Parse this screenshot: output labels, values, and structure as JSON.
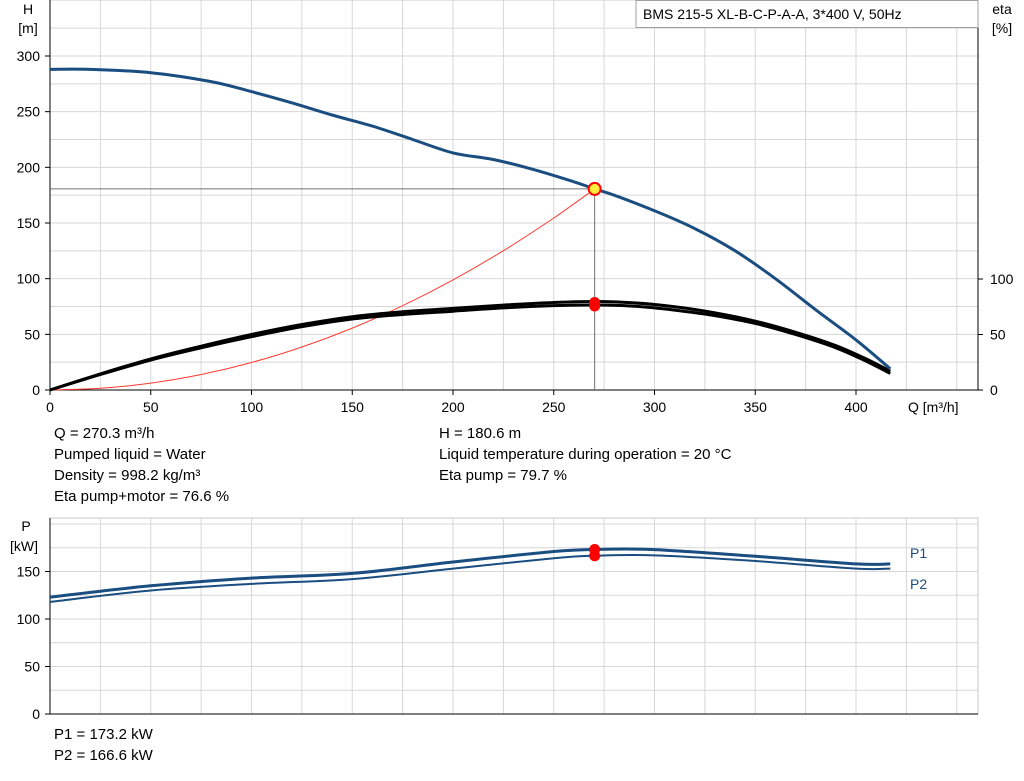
{
  "chart_data": [
    {
      "type": "line",
      "title": "BMS 215-5 XL-B-C-P-A-A, 3*400 V, 50Hz",
      "xlabel": "Q [m³/h]",
      "ylabel_main": "H",
      "ylabel_main_unit": "[m]",
      "ylabel_right": "eta",
      "ylabel_right_unit": "[%]",
      "xlim": [
        0,
        450
      ],
      "ylim": [
        0,
        300
      ],
      "x_ticks": [
        0,
        50,
        100,
        150,
        200,
        250,
        300,
        350,
        400
      ],
      "y_ticks": [
        0,
        50,
        100,
        150,
        200,
        250,
        300
      ],
      "y_right_ticks": [
        0,
        50,
        100
      ],
      "grid": true,
      "colors": {
        "head": "#1a4d80",
        "eta": "#000000",
        "system": "#ff3b30",
        "duty": "#ff0000",
        "duty_yellow": "#ffeb3b"
      },
      "series": [
        {
          "key": "head",
          "x": [
            0,
            20,
            50,
            80,
            100,
            120,
            140,
            160,
            180,
            200,
            220,
            240,
            260,
            270.3,
            280,
            300,
            320,
            340,
            360,
            380,
            400,
            417
          ],
          "y": [
            288,
            288,
            285,
            277,
            268,
            258,
            247,
            237,
            225,
            213,
            207,
            198,
            187,
            180.6,
            175,
            161,
            145,
            125,
            100,
            72,
            45,
            19
          ]
        },
        {
          "key": "eta-pump-motor",
          "x": [
            0,
            25,
            50,
            75,
            100,
            125,
            150,
            175,
            200,
            225,
            250,
            270.3,
            290,
            310,
            330,
            350,
            370,
            390,
            405,
            417
          ],
          "y": [
            0,
            14,
            27,
            38,
            48,
            57,
            64,
            68,
            71,
            74,
            76,
            76.6,
            75.5,
            72,
            67,
            60,
            50,
            38,
            26,
            15
          ]
        },
        {
          "key": "eta-pump",
          "x": [
            0,
            25,
            50,
            75,
            100,
            125,
            150,
            175,
            200,
            225,
            250,
            270.3,
            290,
            310,
            330,
            350,
            370,
            390,
            405,
            417
          ],
          "y": [
            0,
            14.5,
            28,
            39.5,
            50,
            59,
            66,
            70.5,
            73.5,
            76.5,
            78.8,
            79.7,
            78.5,
            75,
            69.5,
            62,
            52,
            40,
            28,
            17
          ]
        },
        {
          "key": "system",
          "x": [
            0,
            25,
            50,
            75,
            100,
            125,
            150,
            175,
            200,
            225,
            250,
            270.3
          ],
          "y": [
            0,
            1.5,
            6.2,
            13.9,
            24.7,
            38.6,
            55.6,
            75.7,
            98.9,
            125.1,
            154.5,
            180.6
          ]
        }
      ],
      "duty_point": {
        "Q": 270.3,
        "H": 180.6,
        "eta_pump": 79.7,
        "eta_pump_motor": 76.6
      }
    },
    {
      "type": "line",
      "ylabel": "P",
      "ylabel_unit": "[kW]",
      "xlim": [
        0,
        450
      ],
      "ylim": [
        0,
        200
      ],
      "y_ticks": [
        0,
        50,
        100,
        150
      ],
      "grid": true,
      "series": [
        {
          "name": "P1",
          "x": [
            0,
            50,
            100,
            150,
            200,
            250,
            270.3,
            300,
            350,
            400,
            417
          ],
          "y": [
            123,
            135,
            143,
            148,
            160,
            171,
            173.2,
            173,
            166,
            158,
            158
          ]
        },
        {
          "name": "P2",
          "x": [
            0,
            50,
            100,
            150,
            200,
            250,
            270.3,
            300,
            350,
            400,
            417
          ],
          "y": [
            118,
            130,
            137,
            142,
            153,
            164,
            166.6,
            167,
            161,
            153,
            153
          ]
        }
      ]
    }
  ],
  "info": {
    "q_line": "Q = 270.3 m³/h",
    "h_line": "H = 180.6 m",
    "liquid_line": "Pumped liquid = Water",
    "temp_line": "Liquid temperature during operation = 20 °C",
    "density_line": "Density = 998.2 kg/m³",
    "eta_pump_line": "Eta pump = 79.7 %",
    "eta_pm_line": "Eta pump+motor = 76.6 %",
    "p1_line": "P1 = 173.2 kW",
    "p2_line": "P2 = 166.6 kW"
  }
}
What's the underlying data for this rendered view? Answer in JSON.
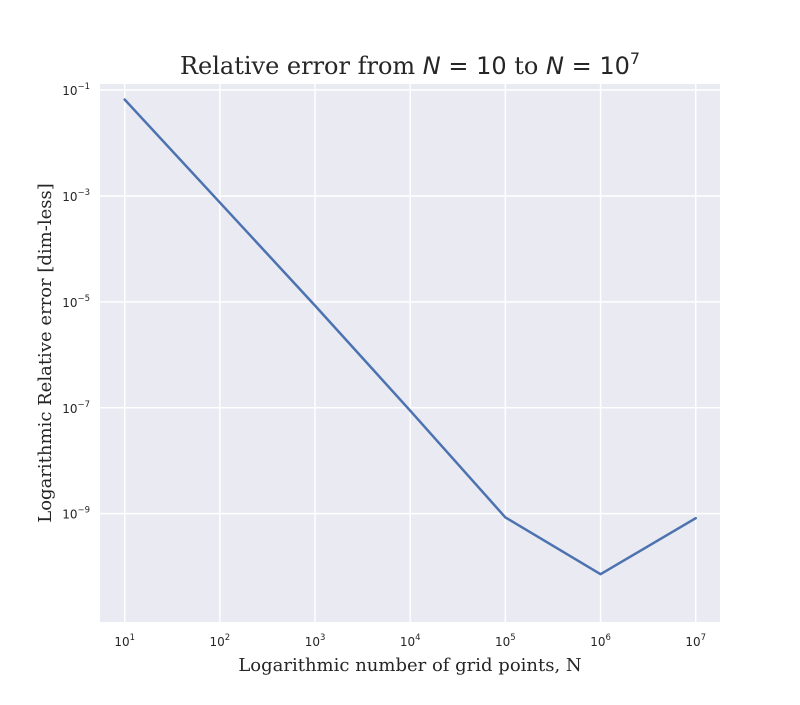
{
  "chart_data": {
    "type": "line",
    "title": {
      "prefix": "Relative error from ",
      "var1": "N",
      "eq1": " = 10",
      "middle": " to ",
      "var2": "N",
      "eq2": " = 10",
      "eq2_exp": "7"
    },
    "xlabel": "Logarithmic number of grid points, N",
    "ylabel": "Logarithmic Relative error [dim-less]",
    "x_scale": "log",
    "y_scale": "log",
    "xlim": [
      5.5,
      18000000
    ],
    "ylim": [
      9e-12,
      0.13
    ],
    "grid": true,
    "legend": "none",
    "x_ticks": [
      {
        "value": 10,
        "base": "10",
        "exp": "1"
      },
      {
        "value": 100,
        "base": "10",
        "exp": "2"
      },
      {
        "value": 1000,
        "base": "10",
        "exp": "3"
      },
      {
        "value": 10000,
        "base": "10",
        "exp": "4"
      },
      {
        "value": 100000,
        "base": "10",
        "exp": "5"
      },
      {
        "value": 1000000,
        "base": "10",
        "exp": "6"
      },
      {
        "value": 10000000,
        "base": "10",
        "exp": "7"
      }
    ],
    "y_ticks": [
      {
        "value": 0.1,
        "base": "10",
        "exp": "−1"
      },
      {
        "value": 0.001,
        "base": "10",
        "exp": "−3"
      },
      {
        "value": 1e-05,
        "base": "10",
        "exp": "−5"
      },
      {
        "value": 1e-07,
        "base": "10",
        "exp": "−7"
      },
      {
        "value": 1e-09,
        "base": "10",
        "exp": "−9"
      }
    ],
    "series": [
      {
        "color": "#4c72b0",
        "x": [
          10,
          100,
          1000,
          10000,
          100000,
          1000000,
          10000000
        ],
        "y": [
          0.066,
          0.00075,
          8.5e-06,
          8.8e-08,
          8.5e-10,
          7.2e-11,
          8.2e-10
        ]
      }
    ],
    "colors": {
      "plot_background": "#eaeaf2",
      "grid": "#ffffff"
    }
  }
}
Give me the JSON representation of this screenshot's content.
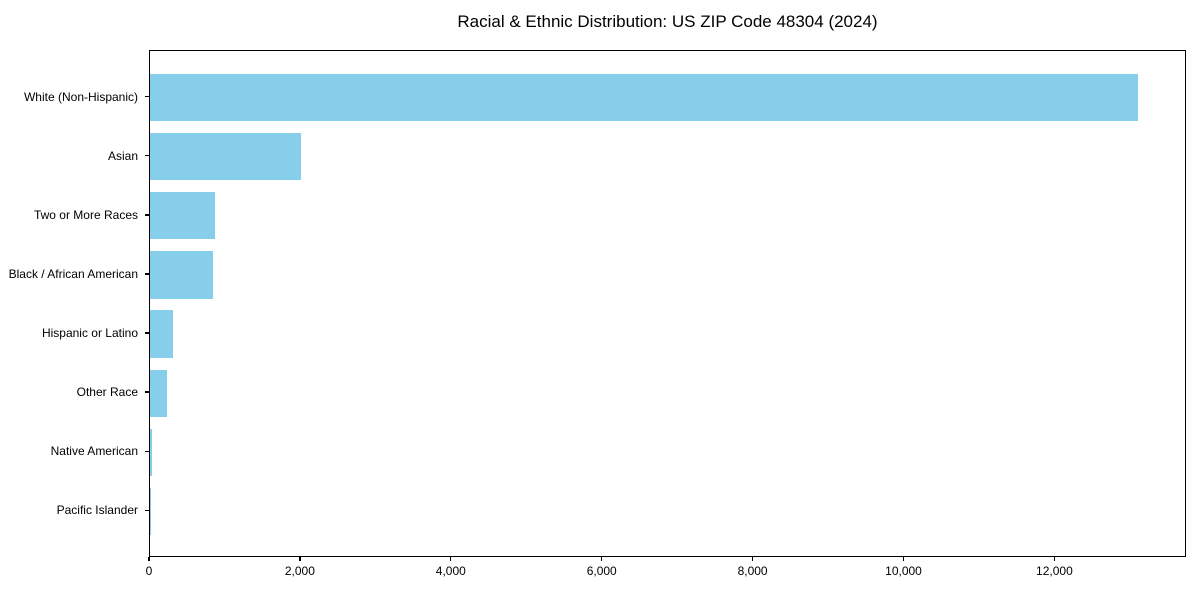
{
  "title": "Racial & Ethnic Distribution: US ZIP Code 48304 (2024)",
  "colors": {
    "bar": "#87CEEB",
    "axis": "#000000",
    "background": "#ffffff",
    "text": "#000000"
  },
  "chart_data": {
    "type": "bar",
    "orientation": "horizontal",
    "title": "Racial & Ethnic Distribution: US ZIP Code 48304 (2024)",
    "categories": [
      "White (Non-Hispanic)",
      "Asian",
      "Two or More Races",
      "Black / African American",
      "Hispanic or Latino",
      "Other Race",
      "Native American",
      "Pacific Islander"
    ],
    "values": [
      13090,
      2000,
      860,
      835,
      300,
      230,
      20,
      5
    ],
    "xlabel": "",
    "ylabel": "",
    "xlim": [
      0,
      13744
    ],
    "xticks": [
      0,
      2000,
      4000,
      6000,
      8000,
      10000,
      12000
    ],
    "xtick_labels": [
      "0",
      "2,000",
      "4,000",
      "6,000",
      "8,000",
      "10,000",
      "12,000"
    ],
    "grid": false,
    "legend": null,
    "bar_color": "#87CEEB"
  }
}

**REQUIRED TASK**
The records above are to be reproduced exactly; the pictures are to be left out.

**RESULT OF THIS EXERCISE**
Parse this screenshot: output labels, values, and structure as JSON.
{
  "chart_data": [
    {
      "type": "line",
      "title": "BMS 215-5 XL-B-C-P-A-A, 3*400 V, 50Hz",
      "xlabel": "Q [m³/h]",
      "ylabel_main": "H",
      "ylabel_main_unit": "[m]",
      "ylabel_right": "eta",
      "ylabel_right_unit": "[%]",
      "xlim": [
        0,
        450
      ],
      "ylim": [
        0,
        300
      ],
      "x_ticks": [
        0,
        50,
        100,
        150,
        200,
        250,
        300,
        350,
        400
      ],
      "y_ticks": [
        0,
        50,
        100,
        150,
        200,
        250,
        300
      ],
      "y_right_ticks": [
        0,
        50,
        100
      ],
      "grid": true,
      "colors": {
        "head": "#1a4d80",
        "eta": "#000000",
        "system": "#ff3b30",
        "duty": "#ff0000",
        "duty_yellow": "#ffeb3b"
      },
      "series": [
        {
          "key": "head",
          "x": [
            0,
            20,
            50,
            80,
            100,
            120,
            140,
            160,
            180,
            200,
            220,
            240,
            260,
            270.3,
            280,
            300,
            320,
            340,
            360,
            380,
            400,
            417
          ],
          "y": [
            288,
            288,
            285,
            277,
            268,
            258,
            247,
            237,
            225,
            213,
            207,
            198,
            187,
            180.6,
            175,
            161,
            145,
            125,
            100,
            72,
            45,
            19
          ]
        },
        {
          "key": "eta-pump-motor",
          "x": [
            0,
            25,
            50,
            75,
            100,
            125,
            150,
            175,
            200,
            225,
            250,
            270.3,
            290,
            310,
            330,
            350,
            370,
            390,
            405,
            417
          ],
          "y": [
            0,
            14,
            27,
            38,
            48,
            57,
            64,
            68,
            71,
            74,
            76,
            76.6,
            75.5,
            72,
            67,
            60,
            50,
            38,
            26,
            15
          ]
        },
        {
          "key": "eta-pump",
          "x": [
            0,
            25,
            50,
            75,
            100,
            125,
            150,
            175,
            200,
            225,
            250,
            270.3,
            290,
            310,
            330,
            350,
            370,
            390,
            405,
            417
          ],
          "y": [
            0,
            14.5,
            28,
            39.5,
            50,
            59,
            66,
            70.5,
            73.5,
            76.5,
            78.8,
            79.7,
            78.5,
            75,
            69.5,
            62,
            52,
            40,
            28,
            17
          ]
        },
        {
          "key": "system",
          "x": [
            0,
            25,
            50,
            75,
            100,
            125,
            150,
            175,
            200,
            225,
            250,
            270.3
          ],
          "y": [
            0,
            1.5,
            6.2,
            13.9,
            24.7,
            38.6,
            55.6,
            75.7,
            98.9,
            125.1,
            154.5,
            180.6
          ]
        }
      ],
      "duty_point": {
        "Q": 270.3,
        "H": 180.6,
        "eta_pump": 79.7,
        "eta_pump_motor": 76.6
      }
    },
    {
      "type": "line",
      "ylabel": "P",
      "ylabel_unit": "[kW]",
      "xlim": [
        0,
        450
      ],
      "ylim": [
        0,
        200
      ],
      "y_ticks": [
        0,
        50,
        100,
        150
      ],
      "grid": true,
      "series": [
        {
          "name": "P1",
          "x": [
            0,
            50,
            100,
            150,
            200,
            250,
            270.3,
            300,
            350,
            400,
            417
          ],
          "y": [
            123,
            135,
            143,
            148,
            160,
            171,
            173.2,
            173,
            166,
            158,
            158
          ]
        },
        {
          "name": "P2",
          "x": [
            0,
            50,
            100,
            150,
            200,
            250,
            270.3,
            300,
            350,
            400,
            417
          ],
          "y": [
            118,
            130,
            137,
            142,
            153,
            164,
            166.6,
            167,
            161,
            153,
            153
          ]
        }
      ]
    }
  ],
  "info": {
    "q_line": "Q = 270.3 m³/h",
    "h_line": "H = 180.6 m",
    "liquid_line": "Pumped liquid = Water",
    "temp_line": "Liquid temperature during operation = 20 °C",
    "density_line": "Density = 998.2 kg/m³",
    "eta_pump_line": "Eta pump = 79.7 %",
    "eta_pm_line": "Eta pump+motor = 76.6 %",
    "p1_line": "P1 = 173.2 kW",
    "p2_line": "P2 = 166.6 kW"
  }
}
What's the underlying data for this rendered view? Answer in JSON.
{
  "chart_data": {
    "type": "line",
    "title": {
      "prefix": "Relative error from ",
      "var1": "N",
      "eq1": " = 10",
      "middle": " to ",
      "var2": "N",
      "eq2": " = 10",
      "eq2_exp": "7"
    },
    "xlabel": "Logarithmic number of grid points, N",
    "ylabel": "Logarithmic Relative error [dim-less]",
    "x_scale": "log",
    "y_scale": "log",
    "xlim": [
      5.5,
      18000000
    ],
    "ylim": [
      9e-12,
      0.13
    ],
    "grid": true,
    "legend": "none",
    "x_ticks": [
      {
        "value": 10,
        "base": "10",
        "exp": "1"
      },
      {
        "value": 100,
        "base": "10",
        "exp": "2"
      },
      {
        "value": 1000,
        "base": "10",
        "exp": "3"
      },
      {
        "value": 10000,
        "base": "10",
        "exp": "4"
      },
      {
        "value": 100000,
        "base": "10",
        "exp": "5"
      },
      {
        "value": 1000000,
        "base": "10",
        "exp": "6"
      },
      {
        "value": 10000000,
        "base": "10",
        "exp": "7"
      }
    ],
    "y_ticks": [
      {
        "value": 0.1,
        "base": "10",
        "exp": "−1"
      },
      {
        "value": 0.001,
        "base": "10",
        "exp": "−3"
      },
      {
        "value": 1e-05,
        "base": "10",
        "exp": "−5"
      },
      {
        "value": 1e-07,
        "base": "10",
        "exp": "−7"
      },
      {
        "value": 1e-09,
        "base": "10",
        "exp": "−9"
      }
    ],
    "series": [
      {
        "color": "#4c72b0",
        "x": [
          10,
          100,
          1000,
          10000,
          100000,
          1000000,
          10000000
        ],
        "y": [
          0.066,
          0.00075,
          8.5e-06,
          8.8e-08,
          8.5e-10,
          7.2e-11,
          8.2e-10
        ]
      }
    ],
    "colors": {
      "plot_background": "#eaeaf2",
      "grid": "#ffffff"
    }
  }
}
Give me the JSON representation of this screenshot's content.
{
  "title": "Racial & Ethnic Distribution: US ZIP Code 48304 (2024)",
  "colors": {
    "bar": "#87CEEB",
    "axis": "#000000",
    "background": "#ffffff",
    "text": "#000000"
  },
  "chart_data": {
    "type": "bar",
    "orientation": "horizontal",
    "title": "Racial & Ethnic Distribution: US ZIP Code 48304 (2024)",
    "categories": [
      "White (Non-Hispanic)",
      "Asian",
      "Two or More Races",
      "Black / African American",
      "Hispanic or Latino",
      "Other Race",
      "Native American",
      "Pacific Islander"
    ],
    "values": [
      13090,
      2000,
      860,
      835,
      300,
      230,
      20,
      5
    ],
    "xlabel": "",
    "ylabel": "",
    "xlim": [
      0,
      13744
    ],
    "xticks": [
      0,
      2000,
      4000,
      6000,
      8000,
      10000,
      12000
    ],
    "xtick_labels": [
      "0",
      "2,000",
      "4,000",
      "6,000",
      "8,000",
      "10,000",
      "12,000"
    ],
    "grid": false,
    "legend": null,
    "bar_color": "#87CEEB"
  }
}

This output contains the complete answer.